-------- PROVIDED MATERIAL

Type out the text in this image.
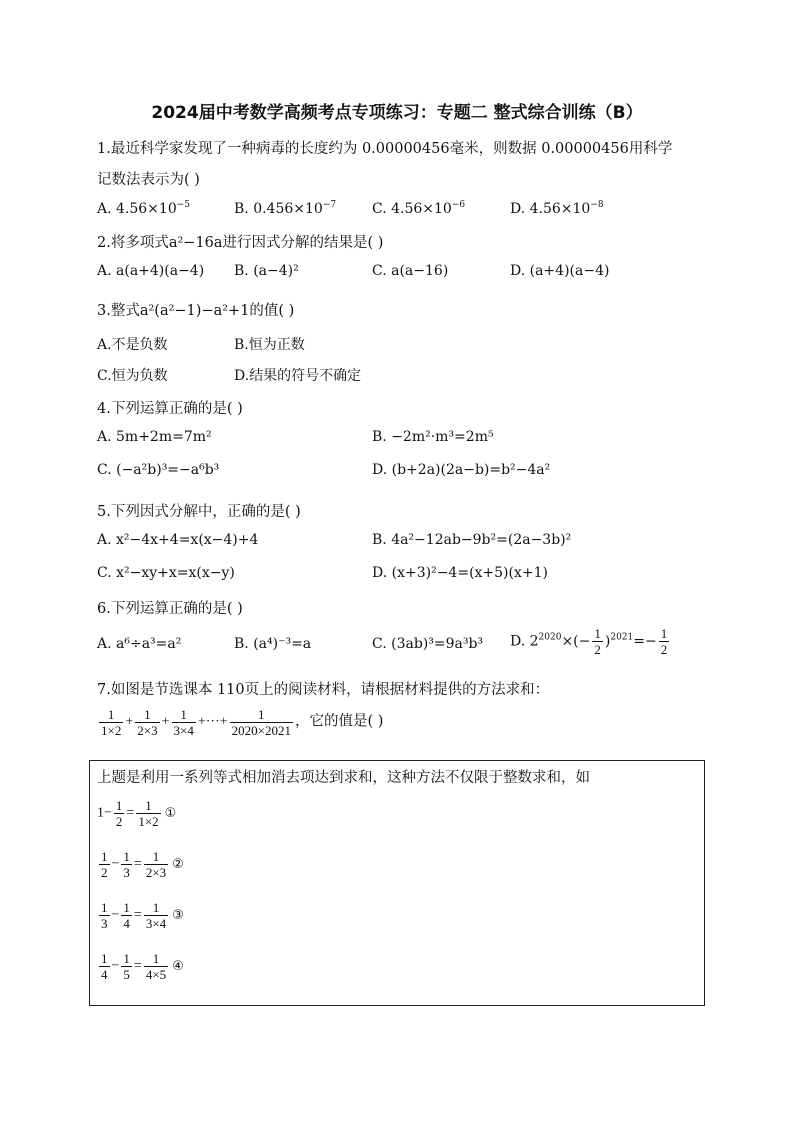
2024届中考数学高频考点专项练习：专题二 整式综合训练（B）
1.最近科学家发现了一种病毒的长度约为 0.00000456毫米，则数据 0.00000456用科学
记数法表示为( )
A. $4.56\times 10^{-5}$	B. $0.456\times 10^{-7}$	C. $4.56\times 10^{-6}$	D. $4.56\times 10^{-8}$
2.将多项式a²−16a进行因式分解的结果是( )
A. a(a+4)(a−4) B. (a−4)²	C. a(a−16)	D. (a+4)(a−4)
3.整式a²(a²−1)−a²+1的值( )
A.不是负数	B.恒为正数
C.恒为负数	D.结果的符号不确定
4.下列运算正确的是( )
A. 5m+2m=7m²	B. −2m²·m³=2m⁵
C. (−a²b)³=−a⁶b³	D. (b+2a)(2a−b)=b²−4a²
5.下列因式分解中，正确的是( )
A. x²−4x+4=x(x−4)+4	B. 4a²−12ab−9b²=(2a−3b)²
C. x²−xy+x=x(x−y)	D. (x+3)²−4=(x+5)(x+1)
6.下列运算正确的是( )
A. a⁶÷a³=a²	B. (a⁴)⁻³=a	C. (3ab)³=9a³b³ D. $2^{2020}\times(- \frac{1}{2} )^{2021}=- \frac{1}{2}$
7.如图是节选课本 110页上的阅读材料，请根据材料提供的方法求和：
$\frac{1}{1\times 2} + \frac{1}{2\times 3} + \frac{1}{3\times 4}$ +···+ $\frac{1}{2020\times 2021}$ ，它的值是( )
上题是利用一系列等式相加消去项达到求和，这种方法不仅限于整数求和，如
$1- \frac{1}{2} = \frac{1}{1\times 2}$ ①
$\frac{1}{2} - \frac{1}{3} = \frac{1}{2\times 3}$ ②
$\frac{1}{3} - \frac{1}{4} = \frac{1}{3\times 4}$ ③
$\frac{1}{4} - \frac{1}{5} = \frac{1}{4\times 5}$ ④
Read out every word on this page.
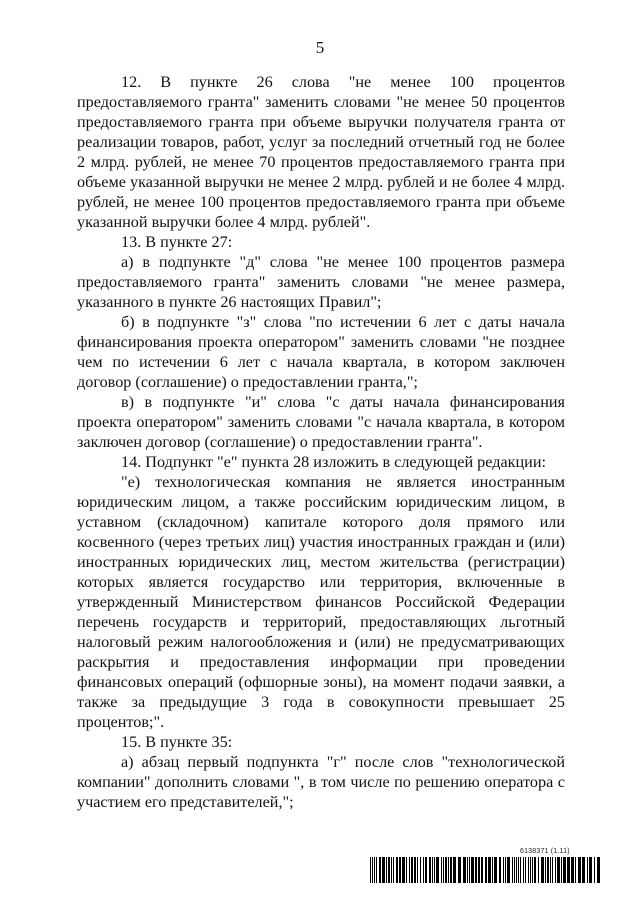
5

12. В пункте 26 слова "не менее 100 процентов предоставляемого гранта" заменить словами "не менее 50 процентов предоставляемого гранта при объеме выручки получателя гранта от реализации товаров, работ, услуг за последний отчетный год не более 2 млрд. рублей, не менее 70 процентов предоставляемого гранта при объеме указанной выручки не менее 2 млрд. рублей и не более 4 млрд. рублей, не менее 100 процентов предоставляемого гранта при объеме указанной выручки более 4 млрд. рублей".

13. В пункте 27:

а) в подпункте "д" слова "не менее 100 процентов размера предоставляемого гранта" заменить словами "не менее размера, указанного в пункте 26 настоящих Правил";

б) в подпункте "з" слова "по истечении 6 лет с даты начала финансирования проекта оператором" заменить словами "не позднее чем по истечении 6 лет с начала квартала, в котором заключен договор (соглашение) о предоставлении гранта,";

в) в подпункте "и" слова "с даты начала финансирования проекта оператором" заменить словами "с начала квартала, в котором заключен договор (соглашение) о предоставлении гранта".

14. Подпункт "е" пункта 28 изложить в следующей редакции:

"е) технологическая компания не является иностранным юридическим лицом, а также российским юридическим лицом, в уставном (складочном) капитале которого доля прямого или косвенного (через третьих лиц) участия иностранных граждан и (или) иностранных юридических лиц, местом жительства (регистрации) которых является государство или территория, включенные в утвержденный Министерством финансов Российской Федерации перечень государств и территорий, предоставляющих льготный налоговый режим налогообложения и (или) не предусматривающих раскрытия и предоставления информации при проведении финансовых операций (офшорные зоны), на момент подачи заявки, а также за предыдущие 3 года в совокупности превышает 25 процентов;".

15. В пункте 35:

а) абзац первый подпункта "г" после слов "технологической компании" дополнить словами ", в том числе по решению оператора с участием его представителей,";

6138371 (1.11)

----------------

EXERCISE DESCRIPTION
Leave out the pictures and repeat everything else in the records exactly.

RESULT FOR THIS EXERCISE
Type out the text in this image.
2024届中考数学高频考点专项练习：专题二 整式综合训练（B）
1.最近科学家发现了一种病毒的长度约为 0.00000456毫米，则数据 0.00000456用科学
记数法表示为( )
A. $4.56\times 10^{-5}$	B. $0.456\times 10^{-7}$	C. $4.56\times 10^{-6}$	D. $4.56\times 10^{-8}$
2.将多项式a²−16a进行因式分解的结果是( )
A. a(a+4)(a−4) B. (a−4)²	C. a(a−16)	D. (a+4)(a−4)
3.整式a²(a²−1)−a²+1的值( )
A.不是负数	B.恒为正数
C.恒为负数	D.结果的符号不确定
4.下列运算正确的是( )
A. 5m+2m=7m²	B. −2m²·m³=2m⁵
C. (−a²b)³=−a⁶b³	D. (b+2a)(2a−b)=b²−4a²
5.下列因式分解中，正确的是( )
A. x²−4x+4=x(x−4)+4	B. 4a²−12ab−9b²=(2a−3b)²
C. x²−xy+x=x(x−y)	D. (x+3)²−4=(x+5)(x+1)
6.下列运算正确的是( )
A. a⁶÷a³=a²	B. (a⁴)⁻³=a	C. (3ab)³=9a³b³ D. $2^{2020}\times(- \frac{1}{2} )^{2021}=- \frac{1}{2}$
7.如图是节选课本 110页上的阅读材料，请根据材料提供的方法求和：
$\frac{1}{1\times 2} + \frac{1}{2\times 3} + \frac{1}{3\times 4}$ +···+ $\frac{1}{2020\times 2021}$ ，它的值是( )
上题是利用一系列等式相加消去项达到求和，这种方法不仅限于整数求和，如
$1- \frac{1}{2} = \frac{1}{1\times 2}$ ①
$\frac{1}{2} - \frac{1}{3} = \frac{1}{2\times 3}$ ②
$\frac{1}{3} - \frac{1}{4} = \frac{1}{3\times 4}$ ③
$\frac{1}{4} - \frac{1}{5} = \frac{1}{4\times 5}$ ④
Read out every word on this page.
5

12. В пункте 26 слова "не менее 100 процентов предоставляемого гранта" заменить словами "не менее 50 процентов предоставляемого гранта при объеме выручки получателя гранта от реализации товаров, работ, услуг за последний отчетный год не более 2 млрд. рублей, не менее 70 процентов предоставляемого гранта при объеме указанной выручки не менее 2 млрд. рублей и не более 4 млрд. рублей, не менее 100 процентов предоставляемого гранта при объеме указанной выручки более 4 млрд. рублей".

13. В пункте 27:

а) в подпункте "д" слова "не менее 100 процентов размера предоставляемого гранта" заменить словами "не менее размера, указанного в пункте 26 настоящих Правил";

б) в подпункте "з" слова "по истечении 6 лет с даты начала финансирования проекта оператором" заменить словами "не позднее чем по истечении 6 лет с начала квартала, в котором заключен договор (соглашение) о предоставлении гранта,";

в) в подпункте "и" слова "с даты начала финансирования проекта оператором" заменить словами "с начала квартала, в котором заключен договор (соглашение) о предоставлении гранта".

14. Подпункт "е" пункта 28 изложить в следующей редакции:

"е) технологическая компания не является иностранным юридическим лицом, а также российским юридическим лицом, в уставном (складочном) капитале которого доля прямого или косвенного (через третьих лиц) участия иностранных граждан и (или) иностранных юридических лиц, местом жительства (регистрации) которых является государство или территория, включенные в утвержденный Министерством финансов Российской Федерации перечень государств и территорий, предоставляющих льготный налоговый режим налогообложения и (или) не предусматривающих раскрытия и предоставления информации при проведении финансовых операций (офшорные зоны), на момент подачи заявки, а также за предыдущие 3 года в совокупности превышает 25 процентов;".

15. В пункте 35:

а) абзац первый подпункта "г" после слов "технологической компании" дополнить словами ", в том числе по решению оператора с участием его представителей,";

6138371 (1.11)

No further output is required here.